▶ **Directions**
Only the pictures are left out: repeat the rest of the entries exactly.
[Materials provided start]
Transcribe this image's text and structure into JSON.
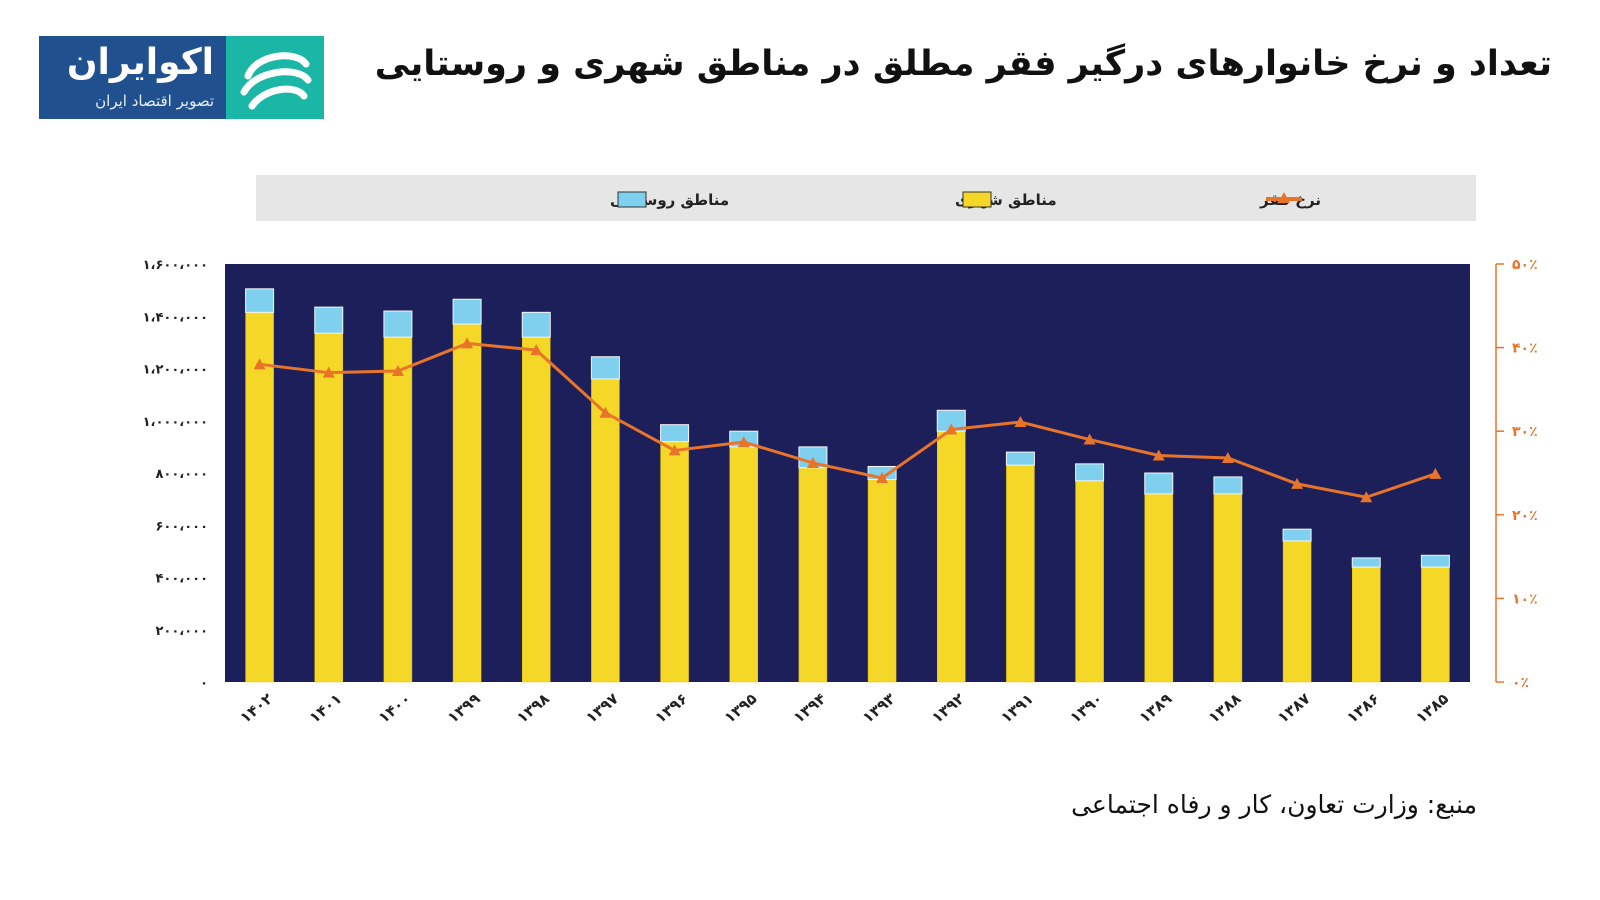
{
  "logo": {
    "name": "اکوایران",
    "tagline": "تصویر اقتصاد ایران"
  },
  "title": "تعداد و نرخ خانوارهای درگیر فقر مطلق در مناطق شهری و روستایی",
  "source": "منبع: وزارت تعاون، کار و رفاه اجتماعی",
  "colors": {
    "plot_bg": "#1d1f5b",
    "urban": "#f5d728",
    "rural": "#7fd0ef",
    "rate": "#e8742a",
    "legend_bg": "#e6e6e6"
  },
  "chart_data": {
    "type": "bar",
    "stacked": true,
    "categories": [
      "۱۴۰۲",
      "۱۴۰۱",
      "۱۴۰۰",
      "۱۳۹۹",
      "۱۳۹۸",
      "۱۳۹۷",
      "۱۳۹۶",
      "۱۳۹۵",
      "۱۳۹۴",
      "۱۳۹۳",
      "۱۳۹۲",
      "۱۳۹۱",
      "۱۳۹۰",
      "۱۳۸۹",
      "۱۳۸۸",
      "۱۳۸۷",
      "۱۳۸۶",
      "۱۳۸۵"
    ],
    "series": [
      {
        "name": "مناطق شهری",
        "values": [
          1415000,
          1335000,
          1320000,
          1370000,
          1320000,
          1160000,
          920000,
          900000,
          820000,
          775000,
          960000,
          830000,
          770000,
          720000,
          720000,
          540000,
          440000,
          440000
        ]
      },
      {
        "name": "مناطق روستایی",
        "values": [
          90000,
          100000,
          100000,
          95000,
          95000,
          85000,
          65000,
          60000,
          80000,
          50000,
          80000,
          50000,
          65000,
          80000,
          65000,
          45000,
          35000,
          45000
        ]
      },
      {
        "name": "نرخ فقر",
        "axis": "right",
        "type": "line",
        "values": [
          38,
          37,
          37.2,
          40.5,
          39.7,
          32.2,
          27.7,
          28.7,
          26.2,
          24.4,
          30.2,
          31.1,
          29,
          27.1,
          26.8,
          23.7,
          22.1,
          24.9
        ]
      }
    ],
    "y_ticks_left": [
      "۰",
      "۲۰۰،۰۰۰",
      "۴۰۰،۰۰۰",
      "۶۰۰،۰۰۰",
      "۸۰۰،۰۰۰",
      "۱،۰۰۰،۰۰۰",
      "۱،۲۰۰،۰۰۰",
      "۱،۴۰۰،۰۰۰",
      "۱،۶۰۰،۰۰۰"
    ],
    "y_ticks_right": [
      "۰٪",
      "۱۰٪",
      "۲۰٪",
      "۳۰٪",
      "۴۰٪",
      "۵۰٪"
    ],
    "ylim_left": [
      0,
      1600000
    ],
    "ylim_right": [
      0,
      50
    ],
    "legend": [
      "مناطق روستایی",
      "مناطق شهری",
      "نرخ فقر"
    ],
    "legend_position": "top",
    "xlabel": "",
    "ylabel": ""
  }
}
[Materials provided end]
▶ **Response for this exercise**
Transcribe this image's text and structure into JSON.
{
  "logo": {
    "name": "اکوایران",
    "tagline": "تصویر اقتصاد ایران"
  },
  "title": "تعداد و نرخ خانوارهای درگیر فقر مطلق در مناطق شهری و روستایی",
  "source": "منبع: وزارت تعاون، کار و رفاه اجتماعی",
  "colors": {
    "plot_bg": "#1d1f5b",
    "urban": "#f5d728",
    "rural": "#7fd0ef",
    "rate": "#e8742a",
    "legend_bg": "#e6e6e6"
  },
  "chart_data": {
    "type": "bar",
    "stacked": true,
    "categories": [
      "۱۴۰۲",
      "۱۴۰۱",
      "۱۴۰۰",
      "۱۳۹۹",
      "۱۳۹۸",
      "۱۳۹۷",
      "۱۳۹۶",
      "۱۳۹۵",
      "۱۳۹۴",
      "۱۳۹۳",
      "۱۳۹۲",
      "۱۳۹۱",
      "۱۳۹۰",
      "۱۳۸۹",
      "۱۳۸۸",
      "۱۳۸۷",
      "۱۳۸۶",
      "۱۳۸۵"
    ],
    "series": [
      {
        "name": "مناطق شهری",
        "values": [
          1415000,
          1335000,
          1320000,
          1370000,
          1320000,
          1160000,
          920000,
          900000,
          820000,
          775000,
          960000,
          830000,
          770000,
          720000,
          720000,
          540000,
          440000,
          440000
        ]
      },
      {
        "name": "مناطق روستایی",
        "values": [
          90000,
          100000,
          100000,
          95000,
          95000,
          85000,
          65000,
          60000,
          80000,
          50000,
          80000,
          50000,
          65000,
          80000,
          65000,
          45000,
          35000,
          45000
        ]
      },
      {
        "name": "نرخ فقر",
        "axis": "right",
        "type": "line",
        "values": [
          38,
          37,
          37.2,
          40.5,
          39.7,
          32.2,
          27.7,
          28.7,
          26.2,
          24.4,
          30.2,
          31.1,
          29,
          27.1,
          26.8,
          23.7,
          22.1,
          24.9
        ]
      }
    ],
    "y_ticks_left": [
      "۰",
      "۲۰۰،۰۰۰",
      "۴۰۰،۰۰۰",
      "۶۰۰،۰۰۰",
      "۸۰۰،۰۰۰",
      "۱،۰۰۰،۰۰۰",
      "۱،۲۰۰،۰۰۰",
      "۱،۴۰۰،۰۰۰",
      "۱،۶۰۰،۰۰۰"
    ],
    "y_ticks_right": [
      "۰٪",
      "۱۰٪",
      "۲۰٪",
      "۳۰٪",
      "۴۰٪",
      "۵۰٪"
    ],
    "ylim_left": [
      0,
      1600000
    ],
    "ylim_right": [
      0,
      50
    ],
    "legend": [
      "مناطق روستایی",
      "مناطق شهری",
      "نرخ فقر"
    ],
    "legend_position": "top",
    "xlabel": "",
    "ylabel": ""
  }
}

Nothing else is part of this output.